Start of INFORMATION SUPPLIED

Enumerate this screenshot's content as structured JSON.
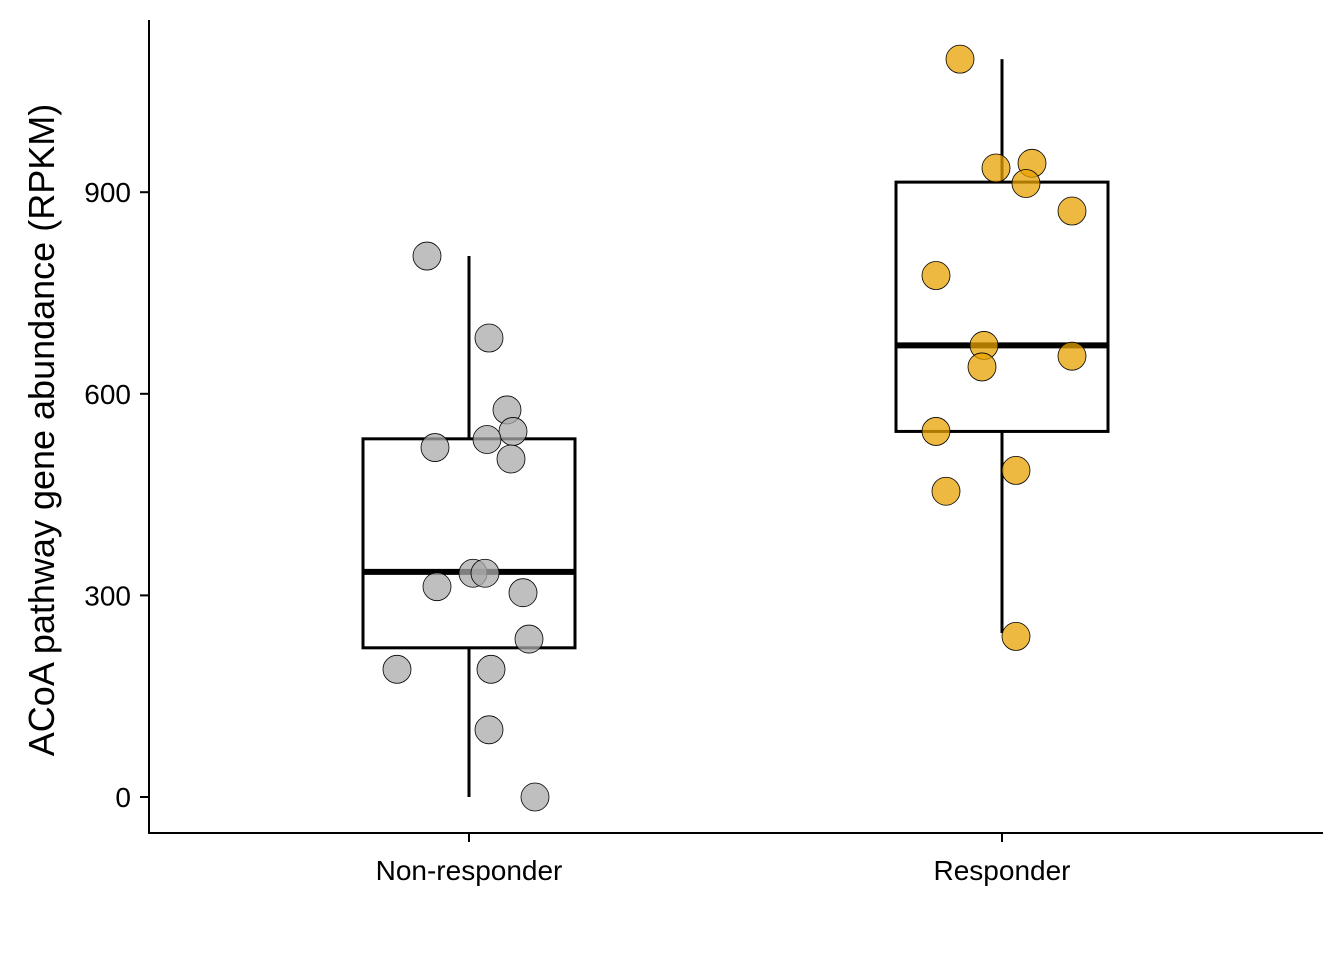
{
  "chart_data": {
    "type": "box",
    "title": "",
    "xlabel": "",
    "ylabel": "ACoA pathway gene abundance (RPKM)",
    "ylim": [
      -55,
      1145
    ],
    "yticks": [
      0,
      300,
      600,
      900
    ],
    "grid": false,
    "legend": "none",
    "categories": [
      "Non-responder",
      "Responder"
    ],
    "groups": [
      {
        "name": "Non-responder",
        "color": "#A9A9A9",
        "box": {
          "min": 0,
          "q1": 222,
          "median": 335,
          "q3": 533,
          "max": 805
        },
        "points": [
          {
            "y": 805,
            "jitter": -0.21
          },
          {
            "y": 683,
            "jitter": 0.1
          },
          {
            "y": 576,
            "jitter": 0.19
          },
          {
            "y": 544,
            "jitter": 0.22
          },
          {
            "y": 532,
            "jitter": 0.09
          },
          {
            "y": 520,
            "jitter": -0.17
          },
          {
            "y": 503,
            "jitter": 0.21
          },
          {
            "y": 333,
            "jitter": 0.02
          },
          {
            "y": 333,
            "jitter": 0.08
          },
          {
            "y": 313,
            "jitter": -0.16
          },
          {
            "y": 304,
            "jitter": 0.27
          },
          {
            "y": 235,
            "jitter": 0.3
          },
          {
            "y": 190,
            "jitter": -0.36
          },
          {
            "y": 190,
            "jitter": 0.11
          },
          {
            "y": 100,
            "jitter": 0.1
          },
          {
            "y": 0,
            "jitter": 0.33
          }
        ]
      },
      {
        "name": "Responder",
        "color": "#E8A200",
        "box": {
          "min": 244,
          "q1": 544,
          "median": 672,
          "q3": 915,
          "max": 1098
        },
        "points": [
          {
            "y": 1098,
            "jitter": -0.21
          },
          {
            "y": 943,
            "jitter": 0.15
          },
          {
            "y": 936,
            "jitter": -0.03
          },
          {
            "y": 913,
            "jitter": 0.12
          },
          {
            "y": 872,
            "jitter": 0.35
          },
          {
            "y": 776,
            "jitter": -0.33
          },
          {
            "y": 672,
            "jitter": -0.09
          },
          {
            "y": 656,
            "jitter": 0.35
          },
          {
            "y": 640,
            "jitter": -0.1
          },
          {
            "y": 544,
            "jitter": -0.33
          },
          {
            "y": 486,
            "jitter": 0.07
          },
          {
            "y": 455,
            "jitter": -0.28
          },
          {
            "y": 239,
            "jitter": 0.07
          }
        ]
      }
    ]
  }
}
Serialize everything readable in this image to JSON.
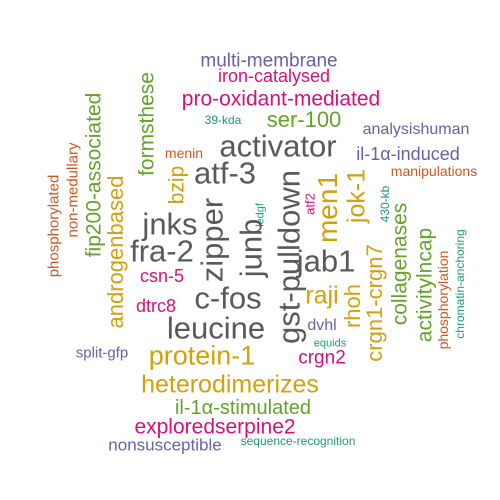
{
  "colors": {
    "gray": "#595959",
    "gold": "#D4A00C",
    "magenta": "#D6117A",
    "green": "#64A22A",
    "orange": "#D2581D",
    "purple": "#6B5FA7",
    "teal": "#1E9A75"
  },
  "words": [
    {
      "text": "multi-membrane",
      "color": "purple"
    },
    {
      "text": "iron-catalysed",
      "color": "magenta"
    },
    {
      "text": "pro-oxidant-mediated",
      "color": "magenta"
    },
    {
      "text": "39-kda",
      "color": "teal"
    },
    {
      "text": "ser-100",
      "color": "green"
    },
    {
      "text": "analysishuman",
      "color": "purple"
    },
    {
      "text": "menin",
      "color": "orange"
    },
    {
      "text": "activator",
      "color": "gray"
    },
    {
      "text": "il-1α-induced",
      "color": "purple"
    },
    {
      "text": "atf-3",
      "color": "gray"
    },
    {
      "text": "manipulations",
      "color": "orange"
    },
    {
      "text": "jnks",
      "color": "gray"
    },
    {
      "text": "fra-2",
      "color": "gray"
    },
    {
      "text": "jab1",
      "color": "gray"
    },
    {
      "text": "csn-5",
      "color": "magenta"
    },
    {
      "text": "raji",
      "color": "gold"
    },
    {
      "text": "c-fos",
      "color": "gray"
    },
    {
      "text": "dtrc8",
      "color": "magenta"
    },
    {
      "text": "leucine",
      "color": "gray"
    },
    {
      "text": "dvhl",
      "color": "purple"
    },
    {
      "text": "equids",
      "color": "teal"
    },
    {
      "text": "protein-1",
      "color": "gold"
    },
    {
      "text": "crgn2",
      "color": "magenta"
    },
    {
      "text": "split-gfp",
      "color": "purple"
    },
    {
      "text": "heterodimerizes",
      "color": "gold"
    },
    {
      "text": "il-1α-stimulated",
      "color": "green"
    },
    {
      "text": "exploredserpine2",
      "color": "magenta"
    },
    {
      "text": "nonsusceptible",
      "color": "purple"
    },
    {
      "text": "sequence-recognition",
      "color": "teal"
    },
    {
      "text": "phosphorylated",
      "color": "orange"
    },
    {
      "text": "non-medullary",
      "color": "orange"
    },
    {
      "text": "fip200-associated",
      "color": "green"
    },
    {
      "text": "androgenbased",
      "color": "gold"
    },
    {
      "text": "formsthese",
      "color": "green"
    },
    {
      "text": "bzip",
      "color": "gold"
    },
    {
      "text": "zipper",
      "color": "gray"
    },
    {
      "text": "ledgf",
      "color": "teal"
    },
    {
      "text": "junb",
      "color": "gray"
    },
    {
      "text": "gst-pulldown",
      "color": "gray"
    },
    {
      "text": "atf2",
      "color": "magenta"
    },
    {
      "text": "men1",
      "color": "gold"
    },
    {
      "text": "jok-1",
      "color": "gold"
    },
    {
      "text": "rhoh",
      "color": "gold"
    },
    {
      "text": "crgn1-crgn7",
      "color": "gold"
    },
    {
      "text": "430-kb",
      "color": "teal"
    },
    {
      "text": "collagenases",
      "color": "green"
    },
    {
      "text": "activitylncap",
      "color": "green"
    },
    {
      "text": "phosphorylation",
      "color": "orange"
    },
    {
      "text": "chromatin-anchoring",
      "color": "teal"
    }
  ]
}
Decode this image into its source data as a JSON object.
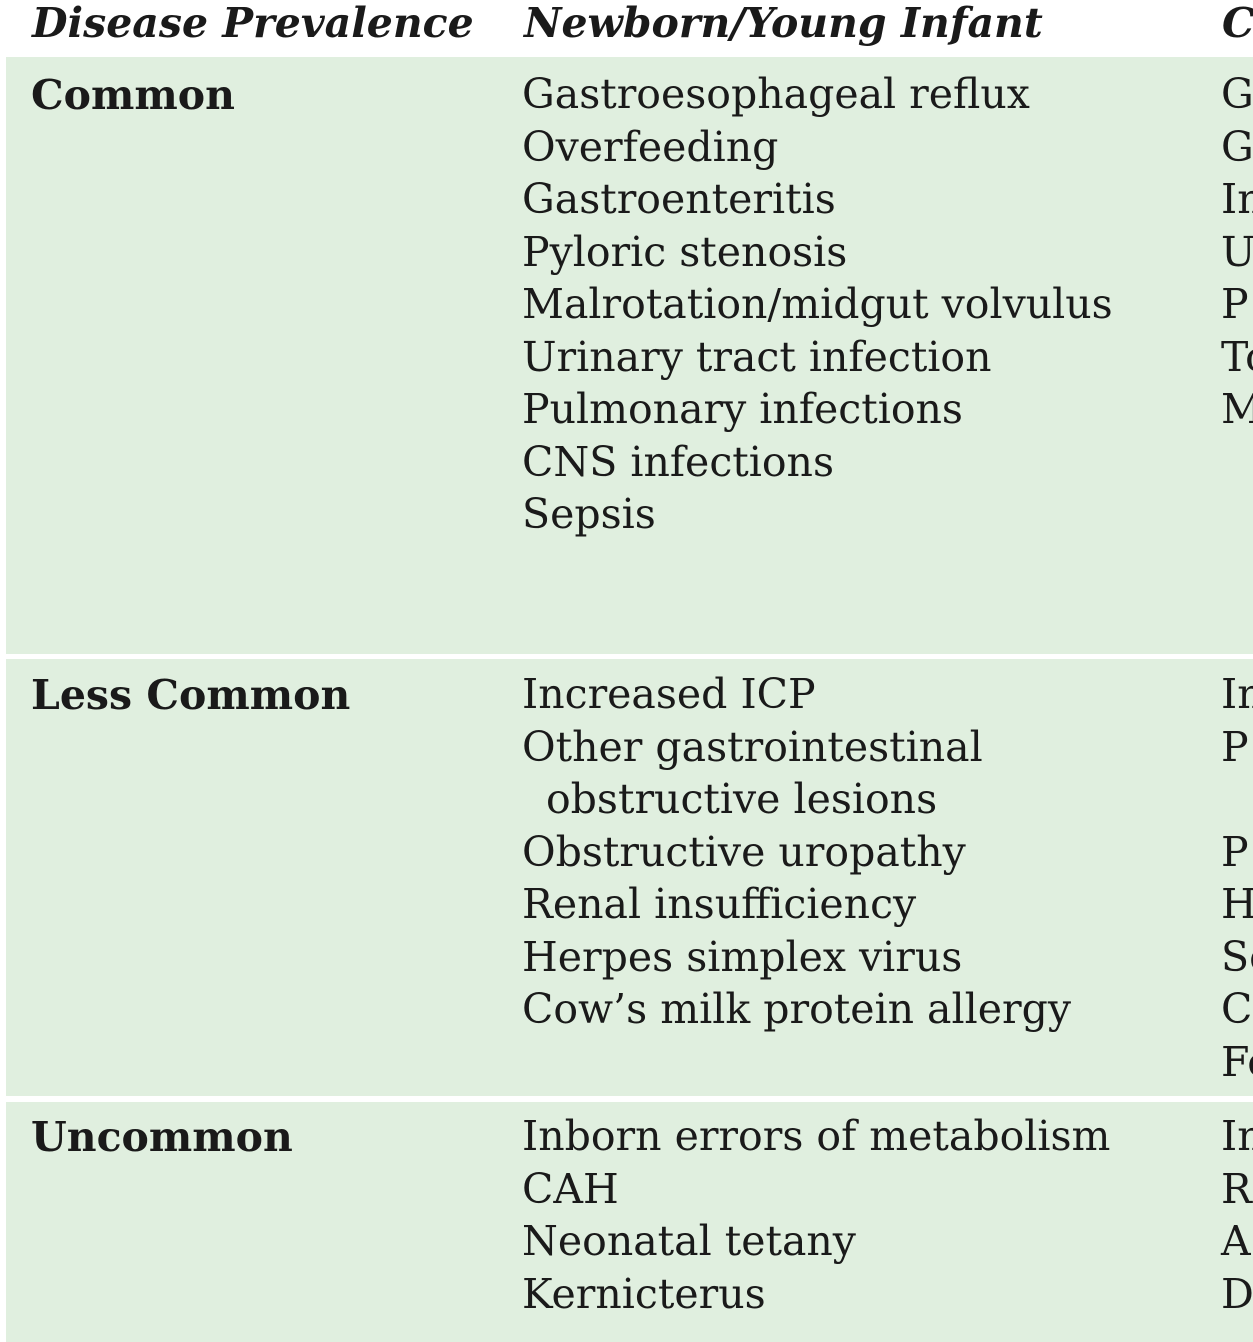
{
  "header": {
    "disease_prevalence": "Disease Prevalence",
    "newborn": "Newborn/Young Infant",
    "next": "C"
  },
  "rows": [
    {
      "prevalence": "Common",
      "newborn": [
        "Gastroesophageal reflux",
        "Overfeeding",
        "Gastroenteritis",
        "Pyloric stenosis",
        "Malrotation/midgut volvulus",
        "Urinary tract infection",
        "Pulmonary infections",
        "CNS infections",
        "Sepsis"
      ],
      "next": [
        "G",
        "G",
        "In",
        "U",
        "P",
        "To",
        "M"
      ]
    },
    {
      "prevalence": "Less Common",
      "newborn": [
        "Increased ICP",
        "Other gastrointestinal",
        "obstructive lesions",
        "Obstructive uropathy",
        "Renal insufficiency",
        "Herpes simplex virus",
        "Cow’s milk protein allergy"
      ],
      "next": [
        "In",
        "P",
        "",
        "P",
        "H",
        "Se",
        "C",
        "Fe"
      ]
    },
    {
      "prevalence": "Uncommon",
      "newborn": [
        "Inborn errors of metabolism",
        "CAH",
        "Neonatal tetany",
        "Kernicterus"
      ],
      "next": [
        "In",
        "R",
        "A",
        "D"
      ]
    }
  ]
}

End of INFORMATION SUPPLIED

With the pictures removed, return each record above exactly as given.

Enumerate this screenshot's content as structured JSON.
{
  "chart_data": {
    "type": "box",
    "title": "",
    "xlabel": "",
    "ylabel": "ACoA pathway gene abundance (RPKM)",
    "ylim": [
      -55,
      1145
    ],
    "yticks": [
      0,
      300,
      600,
      900
    ],
    "grid": false,
    "legend": "none",
    "categories": [
      "Non-responder",
      "Responder"
    ],
    "groups": [
      {
        "name": "Non-responder",
        "color": "#A9A9A9",
        "box": {
          "min": 0,
          "q1": 222,
          "median": 335,
          "q3": 533,
          "max": 805
        },
        "points": [
          {
            "y": 805,
            "jitter": -0.21
          },
          {
            "y": 683,
            "jitter": 0.1
          },
          {
            "y": 576,
            "jitter": 0.19
          },
          {
            "y": 544,
            "jitter": 0.22
          },
          {
            "y": 532,
            "jitter": 0.09
          },
          {
            "y": 520,
            "jitter": -0.17
          },
          {
            "y": 503,
            "jitter": 0.21
          },
          {
            "y": 333,
            "jitter": 0.02
          },
          {
            "y": 333,
            "jitter": 0.08
          },
          {
            "y": 313,
            "jitter": -0.16
          },
          {
            "y": 304,
            "jitter": 0.27
          },
          {
            "y": 235,
            "jitter": 0.3
          },
          {
            "y": 190,
            "jitter": -0.36
          },
          {
            "y": 190,
            "jitter": 0.11
          },
          {
            "y": 100,
            "jitter": 0.1
          },
          {
            "y": 0,
            "jitter": 0.33
          }
        ]
      },
      {
        "name": "Responder",
        "color": "#E8A200",
        "box": {
          "min": 244,
          "q1": 544,
          "median": 672,
          "q3": 915,
          "max": 1098
        },
        "points": [
          {
            "y": 1098,
            "jitter": -0.21
          },
          {
            "y": 943,
            "jitter": 0.15
          },
          {
            "y": 936,
            "jitter": -0.03
          },
          {
            "y": 913,
            "jitter": 0.12
          },
          {
            "y": 872,
            "jitter": 0.35
          },
          {
            "y": 776,
            "jitter": -0.33
          },
          {
            "y": 672,
            "jitter": -0.09
          },
          {
            "y": 656,
            "jitter": 0.35
          },
          {
            "y": 640,
            "jitter": -0.1
          },
          {
            "y": 544,
            "jitter": -0.33
          },
          {
            "y": 486,
            "jitter": 0.07
          },
          {
            "y": 455,
            "jitter": -0.28
          },
          {
            "y": 239,
            "jitter": 0.07
          }
        ]
      }
    ]
  }
}
Serialize everything readable in this image to JSON.
{
  "colors": {
    "gray": "#595959",
    "gold": "#D4A00C",
    "magenta": "#D6117A",
    "green": "#64A22A",
    "orange": "#D2581D",
    "purple": "#6B5FA7",
    "teal": "#1E9A75"
  },
  "words": [
    {
      "text": "multi-membrane",
      "color": "purple"
    },
    {
      "text": "iron-catalysed",
      "color": "magenta"
    },
    {
      "text": "pro-oxidant-mediated",
      "color": "magenta"
    },
    {
      "text": "39-kda",
      "color": "teal"
    },
    {
      "text": "ser-100",
      "color": "green"
    },
    {
      "text": "analysishuman",
      "color": "purple"
    },
    {
      "text": "menin",
      "color": "orange"
    },
    {
      "text": "activator",
      "color": "gray"
    },
    {
      "text": "il-1α-induced",
      "color": "purple"
    },
    {
      "text": "atf-3",
      "color": "gray"
    },
    {
      "text": "manipulations",
      "color": "orange"
    },
    {
      "text": "jnks",
      "color": "gray"
    },
    {
      "text": "fra-2",
      "color": "gray"
    },
    {
      "text": "jab1",
      "color": "gray"
    },
    {
      "text": "csn-5",
      "color": "magenta"
    },
    {
      "text": "raji",
      "color": "gold"
    },
    {
      "text": "c-fos",
      "color": "gray"
    },
    {
      "text": "dtrc8",
      "color": "magenta"
    },
    {
      "text": "leucine",
      "color": "gray"
    },
    {
      "text": "dvhl",
      "color": "purple"
    },
    {
      "text": "equids",
      "color": "teal"
    },
    {
      "text": "protein-1",
      "color": "gold"
    },
    {
      "text": "crgn2",
      "color": "magenta"
    },
    {
      "text": "split-gfp",
      "color": "purple"
    },
    {
      "text": "heterodimerizes",
      "color": "gold"
    },
    {
      "text": "il-1α-stimulated",
      "color": "green"
    },
    {
      "text": "exploredserpine2",
      "color": "magenta"
    },
    {
      "text": "nonsusceptible",
      "color": "purple"
    },
    {
      "text": "sequence-recognition",
      "color": "teal"
    },
    {
      "text": "phosphorylated",
      "color": "orange"
    },
    {
      "text": "non-medullary",
      "color": "orange"
    },
    {
      "text": "fip200-associated",
      "color": "green"
    },
    {
      "text": "androgenbased",
      "color": "gold"
    },
    {
      "text": "formsthese",
      "color": "green"
    },
    {
      "text": "bzip",
      "color": "gold"
    },
    {
      "text": "zipper",
      "color": "gray"
    },
    {
      "text": "ledgf",
      "color": "teal"
    },
    {
      "text": "junb",
      "color": "gray"
    },
    {
      "text": "gst-pulldown",
      "color": "gray"
    },
    {
      "text": "atf2",
      "color": "magenta"
    },
    {
      "text": "men1",
      "color": "gold"
    },
    {
      "text": "jok-1",
      "color": "gold"
    },
    {
      "text": "rhoh",
      "color": "gold"
    },
    {
      "text": "crgn1-crgn7",
      "color": "gold"
    },
    {
      "text": "430-kb",
      "color": "teal"
    },
    {
      "text": "collagenases",
      "color": "green"
    },
    {
      "text": "activitylncap",
      "color": "green"
    },
    {
      "text": "phosphorylation",
      "color": "orange"
    },
    {
      "text": "chromatin-anchoring",
      "color": "teal"
    }
  ]
}
Decode this image into its source data as a JSON object.
{
  "header": {
    "disease_prevalence": "Disease Prevalence",
    "newborn": "Newborn/Young Infant",
    "next": "C"
  },
  "rows": [
    {
      "prevalence": "Common",
      "newborn": [
        "Gastroesophageal reflux",
        "Overfeeding",
        "Gastroenteritis",
        "Pyloric stenosis",
        "Malrotation/midgut volvulus",
        "Urinary tract infection",
        "Pulmonary infections",
        "CNS infections",
        "Sepsis"
      ],
      "next": [
        "G",
        "G",
        "In",
        "U",
        "P",
        "To",
        "M"
      ]
    },
    {
      "prevalence": "Less Common",
      "newborn": [
        "Increased ICP",
        "Other gastrointestinal",
        "obstructive lesions",
        "Obstructive uropathy",
        "Renal insufficiency",
        "Herpes simplex virus",
        "Cow’s milk protein allergy"
      ],
      "next": [
        "In",
        "P",
        "",
        "P",
        "H",
        "Se",
        "C",
        "Fe"
      ]
    },
    {
      "prevalence": "Uncommon",
      "newborn": [
        "Inborn errors of metabolism",
        "CAH",
        "Neonatal tetany",
        "Kernicterus"
      ],
      "next": [
        "In",
        "R",
        "A",
        "D"
      ]
    }
  ]
}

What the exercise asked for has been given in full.